▸ **Problem details**
Exclude the pictures, then repeat the remaining data exactly.

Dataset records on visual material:
-*-

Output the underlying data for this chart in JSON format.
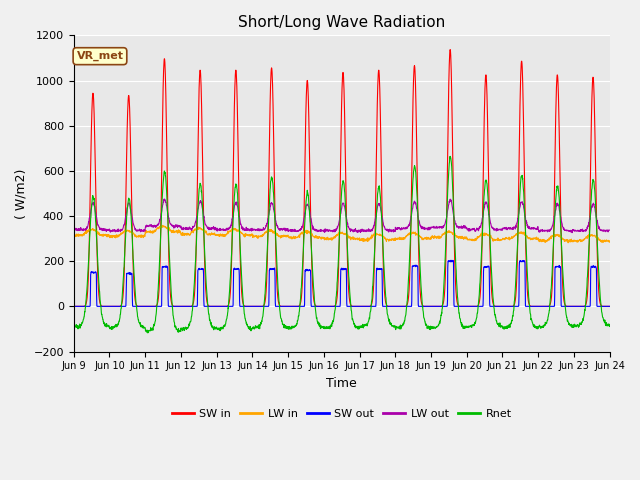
{
  "title": "Short/Long Wave Radiation",
  "ylabel": "( W/m2)",
  "xlabel": "Time",
  "annotation": "VR_met",
  "ylim": [
    -200,
    1200
  ],
  "yticks": [
    -200,
    0,
    200,
    400,
    600,
    800,
    1000,
    1200
  ],
  "xtick_labels": [
    "Jun 9",
    "Jun 10",
    "Jun 11",
    "Jun 12",
    "Jun 13",
    "Jun 14",
    "Jun 15",
    "Jun 16",
    "Jun 17",
    "Jun 18",
    "Jun 19",
    "Jun 20",
    "Jun 21",
    "Jun 22",
    "Jun 23",
    "Jun 24"
  ],
  "num_days": 15,
  "samples_per_day": 144,
  "background_color": "#f0f0f0",
  "plot_bg_color": "#e8e8e8",
  "grid_color": "#ffffff",
  "legend_entries": [
    "SW in",
    "LW in",
    "SW out",
    "LW out",
    "Rnet"
  ],
  "line_colors": [
    "#ff0000",
    "#ffa500",
    "#0000ff",
    "#aa00aa",
    "#00bb00"
  ],
  "title_fontsize": 11,
  "label_fontsize": 9,
  "tick_fontsize": 8,
  "peaks_sw_in": [
    930,
    920,
    1080,
    1030,
    1030,
    1040,
    985,
    1020,
    1030,
    1050,
    1120,
    1010,
    1070,
    1010,
    1000
  ],
  "peaks_sw_out": [
    150,
    145,
    175,
    165,
    165,
    165,
    160,
    165,
    165,
    180,
    200,
    175,
    200,
    175,
    175
  ],
  "peaks_lw_out": [
    460,
    455,
    475,
    465,
    460,
    460,
    455,
    455,
    455,
    465,
    470,
    460,
    465,
    455,
    455
  ],
  "peaks_rnet": [
    490,
    480,
    600,
    540,
    540,
    570,
    500,
    555,
    530,
    620,
    660,
    560,
    580,
    535,
    560
  ],
  "night_rnet": [
    -90,
    -95,
    -110,
    -100,
    -100,
    -95,
    -95,
    -95,
    -90,
    -95,
    -95,
    -90,
    -95,
    -90,
    -85
  ],
  "lw_in_base": [
    315,
    310,
    330,
    320,
    315,
    310,
    305,
    300,
    295,
    300,
    305,
    295,
    300,
    290,
    290
  ]
}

-*-

▸ **Written answer**
Output the underlying data for this chart in JSON format.
{
  "title": "Short/Long Wave Radiation",
  "ylabel": "( W/m2)",
  "xlabel": "Time",
  "annotation": "VR_met",
  "ylim": [
    -200,
    1200
  ],
  "yticks": [
    -200,
    0,
    200,
    400,
    600,
    800,
    1000,
    1200
  ],
  "xtick_labels": [
    "Jun 9",
    "Jun 10",
    "Jun 11",
    "Jun 12",
    "Jun 13",
    "Jun 14",
    "Jun 15",
    "Jun 16",
    "Jun 17",
    "Jun 18",
    "Jun 19",
    "Jun 20",
    "Jun 21",
    "Jun 22",
    "Jun 23",
    "Jun 24"
  ],
  "num_days": 15,
  "samples_per_day": 144,
  "background_color": "#f0f0f0",
  "plot_bg_color": "#e8e8e8",
  "grid_color": "#ffffff",
  "legend_entries": [
    "SW in",
    "LW in",
    "SW out",
    "LW out",
    "Rnet"
  ],
  "line_colors": [
    "#ff0000",
    "#ffa500",
    "#0000ff",
    "#aa00aa",
    "#00bb00"
  ],
  "title_fontsize": 11,
  "label_fontsize": 9,
  "tick_fontsize": 8,
  "peaks_sw_in": [
    930,
    920,
    1080,
    1030,
    1030,
    1040,
    985,
    1020,
    1030,
    1050,
    1120,
    1010,
    1070,
    1010,
    1000
  ],
  "peaks_sw_out": [
    150,
    145,
    175,
    165,
    165,
    165,
    160,
    165,
    165,
    180,
    200,
    175,
    200,
    175,
    175
  ],
  "peaks_lw_out": [
    460,
    455,
    475,
    465,
    460,
    460,
    455,
    455,
    455,
    465,
    470,
    460,
    465,
    455,
    455
  ],
  "peaks_rnet": [
    490,
    480,
    600,
    540,
    540,
    570,
    500,
    555,
    530,
    620,
    660,
    560,
    580,
    535,
    560
  ],
  "night_rnet": [
    -90,
    -95,
    -110,
    -100,
    -100,
    -95,
    -95,
    -95,
    -90,
    -95,
    -95,
    -90,
    -95,
    -90,
    -85
  ],
  "lw_in_base": [
    315,
    310,
    330,
    320,
    315,
    310,
    305,
    300,
    295,
    300,
    305,
    295,
    300,
    290,
    290
  ]
}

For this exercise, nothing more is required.